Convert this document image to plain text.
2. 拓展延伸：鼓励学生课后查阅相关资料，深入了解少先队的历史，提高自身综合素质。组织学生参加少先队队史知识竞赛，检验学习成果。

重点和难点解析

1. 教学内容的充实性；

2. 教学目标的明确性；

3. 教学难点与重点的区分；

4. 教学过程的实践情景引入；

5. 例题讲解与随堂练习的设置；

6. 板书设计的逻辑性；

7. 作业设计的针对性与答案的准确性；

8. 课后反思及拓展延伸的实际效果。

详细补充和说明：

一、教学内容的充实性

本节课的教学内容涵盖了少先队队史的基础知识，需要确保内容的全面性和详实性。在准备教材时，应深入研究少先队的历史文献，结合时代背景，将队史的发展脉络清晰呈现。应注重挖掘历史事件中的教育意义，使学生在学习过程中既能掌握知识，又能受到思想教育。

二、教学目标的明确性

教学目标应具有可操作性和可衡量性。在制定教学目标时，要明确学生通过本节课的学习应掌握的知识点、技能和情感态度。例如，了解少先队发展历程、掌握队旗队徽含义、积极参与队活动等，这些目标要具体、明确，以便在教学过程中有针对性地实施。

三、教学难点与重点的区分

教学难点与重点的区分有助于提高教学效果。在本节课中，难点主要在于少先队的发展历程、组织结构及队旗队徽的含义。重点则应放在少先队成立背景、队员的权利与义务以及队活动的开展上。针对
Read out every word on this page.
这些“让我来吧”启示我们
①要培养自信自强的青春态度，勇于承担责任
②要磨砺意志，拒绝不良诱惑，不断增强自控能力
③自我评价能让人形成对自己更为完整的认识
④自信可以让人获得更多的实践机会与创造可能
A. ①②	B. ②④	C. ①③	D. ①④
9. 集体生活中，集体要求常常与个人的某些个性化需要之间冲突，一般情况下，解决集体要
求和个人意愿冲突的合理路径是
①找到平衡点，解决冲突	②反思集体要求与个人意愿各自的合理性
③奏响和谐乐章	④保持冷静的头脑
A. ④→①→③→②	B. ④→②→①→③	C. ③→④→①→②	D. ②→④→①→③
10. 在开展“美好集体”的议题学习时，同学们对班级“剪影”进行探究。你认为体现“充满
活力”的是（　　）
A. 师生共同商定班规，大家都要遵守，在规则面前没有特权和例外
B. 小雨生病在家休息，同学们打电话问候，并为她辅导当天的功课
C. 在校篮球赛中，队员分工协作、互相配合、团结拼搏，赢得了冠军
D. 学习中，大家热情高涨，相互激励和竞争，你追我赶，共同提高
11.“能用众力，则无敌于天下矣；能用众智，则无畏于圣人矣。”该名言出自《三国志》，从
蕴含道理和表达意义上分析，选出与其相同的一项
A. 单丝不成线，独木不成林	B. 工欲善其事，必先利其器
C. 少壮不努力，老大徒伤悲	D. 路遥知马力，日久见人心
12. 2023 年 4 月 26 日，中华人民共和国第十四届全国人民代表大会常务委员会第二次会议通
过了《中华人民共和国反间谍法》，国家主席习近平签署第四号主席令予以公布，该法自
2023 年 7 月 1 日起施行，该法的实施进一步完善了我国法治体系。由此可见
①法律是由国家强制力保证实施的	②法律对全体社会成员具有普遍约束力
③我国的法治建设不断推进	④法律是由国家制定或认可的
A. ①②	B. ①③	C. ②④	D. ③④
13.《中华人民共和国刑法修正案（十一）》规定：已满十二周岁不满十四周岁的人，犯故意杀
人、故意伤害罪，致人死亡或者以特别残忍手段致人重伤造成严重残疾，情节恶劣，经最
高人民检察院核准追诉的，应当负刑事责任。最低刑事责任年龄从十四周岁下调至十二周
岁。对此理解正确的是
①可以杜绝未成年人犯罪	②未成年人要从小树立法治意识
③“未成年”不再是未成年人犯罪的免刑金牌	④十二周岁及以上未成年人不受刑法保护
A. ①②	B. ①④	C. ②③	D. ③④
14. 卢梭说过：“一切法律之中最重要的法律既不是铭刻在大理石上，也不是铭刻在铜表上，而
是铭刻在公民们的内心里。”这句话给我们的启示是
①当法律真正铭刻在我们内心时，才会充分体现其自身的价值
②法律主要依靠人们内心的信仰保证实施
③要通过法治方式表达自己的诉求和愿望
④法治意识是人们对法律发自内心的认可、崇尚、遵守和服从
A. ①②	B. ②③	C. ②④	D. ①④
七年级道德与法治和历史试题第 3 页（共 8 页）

+ + + + +

Restate each record word for word.

RESPONSE FOR THIS EXERCISE:
Convert this document image to plain text.
2. 拓展延伸：鼓励学生课后查阅相关资料，深入了解少先队的历史，提高自身综合素质。组织学生参加少先队队史知识竞赛，检验学习成果。

重点和难点解析

1. 教学内容的充实性；

2. 教学目标的明确性；

3. 教学难点与重点的区分；

4. 教学过程的实践情景引入；

5. 例题讲解与随堂练习的设置；

6. 板书设计的逻辑性；

7. 作业设计的针对性与答案的准确性；

8. 课后反思及拓展延伸的实际效果。

详细补充和说明：

一、教学内容的充实性

本节课的教学内容涵盖了少先队队史的基础知识，需要确保内容的全面性和详实性。在准备教材时，应深入研究少先队的历史文献，结合时代背景，将队史的发展脉络清晰呈现。应注重挖掘历史事件中的教育意义，使学生在学习过程中既能掌握知识，又能受到思想教育。

二、教学目标的明确性

教学目标应具有可操作性和可衡量性。在制定教学目标时，要明确学生通过本节课的学习应掌握的知识点、技能和情感态度。例如，了解少先队发展历程、掌握队旗队徽含义、积极参与队活动等，这些目标要具体、明确，以便在教学过程中有针对性地实施。

三、教学难点与重点的区分

教学难点与重点的区分有助于提高教学效果。在本节课中，难点主要在于少先队的发展历程、组织结构及队旗队徽的含义。重点则应放在少先队成立背景、队员的权利与义务以及队活动的开展上。针对
Read out every word on this page.
这些“让我来吧”启示我们
①要培养自信自强的青春态度，勇于承担责任
②要磨砺意志，拒绝不良诱惑，不断增强自控能力
③自我评价能让人形成对自己更为完整的认识
④自信可以让人获得更多的实践机会与创造可能
A. ①②	B. ②④	C. ①③	D. ①④
9. 集体生活中，集体要求常常与个人的某些个性化需要之间冲突，一般情况下，解决集体要
求和个人意愿冲突的合理路径是
①找到平衡点，解决冲突	②反思集体要求与个人意愿各自的合理性
③奏响和谐乐章	④保持冷静的头脑
A. ④→①→③→②	B. ④→②→①→③	C. ③→④→①→②	D. ②→④→①→③
10. 在开展“美好集体”的议题学习时，同学们对班级“剪影”进行探究。你认为体现“充满
活力”的是（　　）
A. 师生共同商定班规，大家都要遵守，在规则面前没有特权和例外
B. 小雨生病在家休息，同学们打电话问候，并为她辅导当天的功课
C. 在校篮球赛中，队员分工协作、互相配合、团结拼搏，赢得了冠军
D. 学习中，大家热情高涨，相互激励和竞争，你追我赶，共同提高
11.“能用众力，则无敌于天下矣；能用众智，则无畏于圣人矣。”该名言出自《三国志》，从
蕴含道理和表达意义上分析，选出与其相同的一项
A. 单丝不成线，独木不成林	B. 工欲善其事，必先利其器
C. 少壮不努力，老大徒伤悲	D. 路遥知马力，日久见人心
12. 2023 年 4 月 26 日，中华人民共和国第十四届全国人民代表大会常务委员会第二次会议通
过了《中华人民共和国反间谍法》，国家主席习近平签署第四号主席令予以公布，该法自
2023 年 7 月 1 日起施行，该法的实施进一步完善了我国法治体系。由此可见
①法律是由国家强制力保证实施的	②法律对全体社会成员具有普遍约束力
③我国的法治建设不断推进	④法律是由国家制定或认可的
A. ①②	B. ①③	C. ②④	D. ③④
13.《中华人民共和国刑法修正案（十一）》规定：已满十二周岁不满十四周岁的人，犯故意杀
人、故意伤害罪，致人死亡或者以特别残忍手段致人重伤造成严重残疾，情节恶劣，经最
高人民检察院核准追诉的，应当负刑事责任。最低刑事责任年龄从十四周岁下调至十二周
岁。对此理解正确的是
①可以杜绝未成年人犯罪	②未成年人要从小树立法治意识
③“未成年”不再是未成年人犯罪的免刑金牌	④十二周岁及以上未成年人不受刑法保护
A. ①②	B. ①④	C. ②③	D. ③④
14. 卢梭说过：“一切法律之中最重要的法律既不是铭刻在大理石上，也不是铭刻在铜表上，而
是铭刻在公民们的内心里。”这句话给我们的启示是
①当法律真正铭刻在我们内心时，才会充分体现其自身的价值
②法律主要依靠人们内心的信仰保证实施
③要通过法治方式表达自己的诉求和愿望
④法治意识是人们对法律发自内心的认可、崇尚、遵守和服从
A. ①②	B. ②③	C. ②④	D. ①④
七年级道德与法治和历史试题第 3 页（共 8 页）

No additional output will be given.